--- Begin EXTRACTED DATA ---
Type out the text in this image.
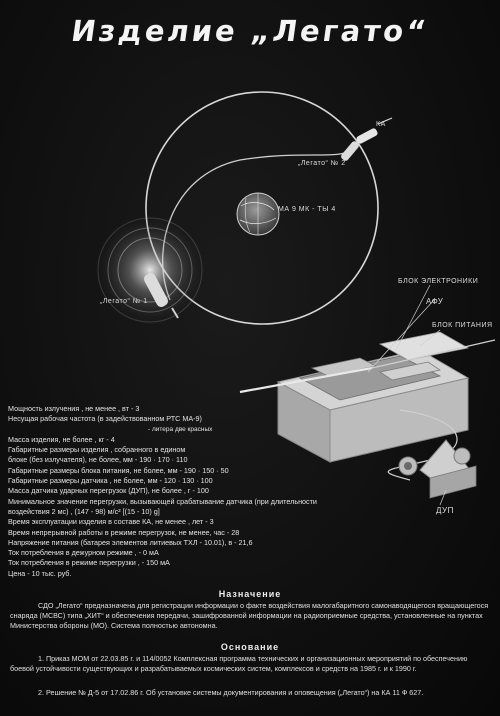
Изделие „Легато“
КА
„Легато“ № 2
МА 9 МК - ТЫ 4
„Легато“ № 1
БЛОК ЭЛЕКТРОНИКИ
АФУ
БЛОК ПИТАНИЯ
ДУП
Мощность излучения , не менее , вт - 3
Несущая рабочая частота (в задействованном РТС МА-9)
- литера две красных
Масса изделия, не более , кг - 4
Габаритные размеры изделия , собранного в едином
блоке (без излучателя), не более, мм - 190 · 170 · 110
Габаритные размеры блока питания, не более, мм - 190 · 150 · 50
Габаритные размеры датчика , не более, мм - 120 · 130 · 100
Масса датчика ударных перегрузок (ДУП), не более , г - 100
Минимальное значение перегрузки, вызывающей срабатывание датчика (при длительности воздействия 2 мс) , (147 - 98) м/с² [(15 - 10) g]
Время эксплуатации изделия в составе КА, не менее , лет - 3
Время непрерывной работы в режиме перегрузок, не менее, час - 28
Напряжение питания (батарея элементов литиевых ТХЛ - 10.01), в - 21,6
Ток потребления в дежурном режиме , - 0 мА
Ток потребления в режиме перегрузки , - 150 мА
Цена - 10 тыс. руб.
Назначение
СДО „Легато“ предназначена для регистрации информации о факте воздействия малогабаритного самонаводящегося вращающегося снаряда (МСВС) типа „ХИТ“ и обеспечения передачи, зашифрованной информации на радиоприемные средства, установленные на пунктах Министерства обороны (МО). Система полностью автономна.
Основание
1. Приказ МОМ от 22.03.85 г. и 114/0052 Комплексная программа технических и организационных мероприятий по обеспечению боевой устойчивости существующих и разрабатываемых космических систем, комплексов и средств на 1985 г. и к 1990 г.
2. Решение № Д-5 от 17.02.86 г. Об установке системы документирования и оповещения („Легато“) на КА 11 Ф 627.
--- End EXTRACTED DATA ---
*WHAT YOU SHOULD DO:* Except for the pictures, print the data above exactly.

*ANSWER FOR THIS EXERCISE:*
Type out the text in this image.
Изделие „Легато“
КА
„Легато“ № 2
МА 9 МК - ТЫ 4
„Легато“ № 1
БЛОК ЭЛЕКТРОНИКИ
АФУ
БЛОК ПИТАНИЯ
ДУП
Мощность излучения , не менее , вт - 3
Несущая рабочая частота (в задействованном РТС МА-9)
- литера две красных
Масса изделия, не более , кг - 4
Габаритные размеры изделия , собранного в едином
блоке (без излучателя), не более, мм - 190 · 170 · 110
Габаритные размеры блока питания, не более, мм - 190 · 150 · 50
Габаритные размеры датчика , не более, мм - 120 · 130 · 100
Масса датчика ударных перегрузок (ДУП), не более , г - 100
Минимальное значение перегрузки, вызывающей срабатывание датчика (при длительности воздействия 2 мс) , (147 - 98) м/с² [(15 - 10) g]
Время эксплуатации изделия в составе КА, не менее , лет - 3
Время непрерывной работы в режиме перегрузок, не менее, час - 28
Напряжение питания (батарея элементов литиевых ТХЛ - 10.01), в - 21,6
Ток потребления в дежурном режиме , - 0 мА
Ток потребления в режиме перегрузки , - 150 мА
Цена - 10 тыс. руб.
Назначение
СДО „Легато“ предназначена для регистрации информации о факте воздействия малогабаритного самонаводящегося вращающегося снаряда (МСВС) типа „ХИТ“ и обеспечения передачи, зашифрованной информации на радиоприемные средства, установленные на пунктах Министерства обороны (МО). Система полностью автономна.
Основание
1. Приказ МОМ от 22.03.85 г. и 114/0052 Комплексная программа технических и организационных мероприятий по обеспечению боевой устойчивости существующих и разрабатываемых космических систем, комплексов и средств на 1985 г. и к 1990 г.
2. Решение № Д-5 от 17.02.86 г. Об установке системы документирования и оповещения („Легато“) на КА 11 Ф 627.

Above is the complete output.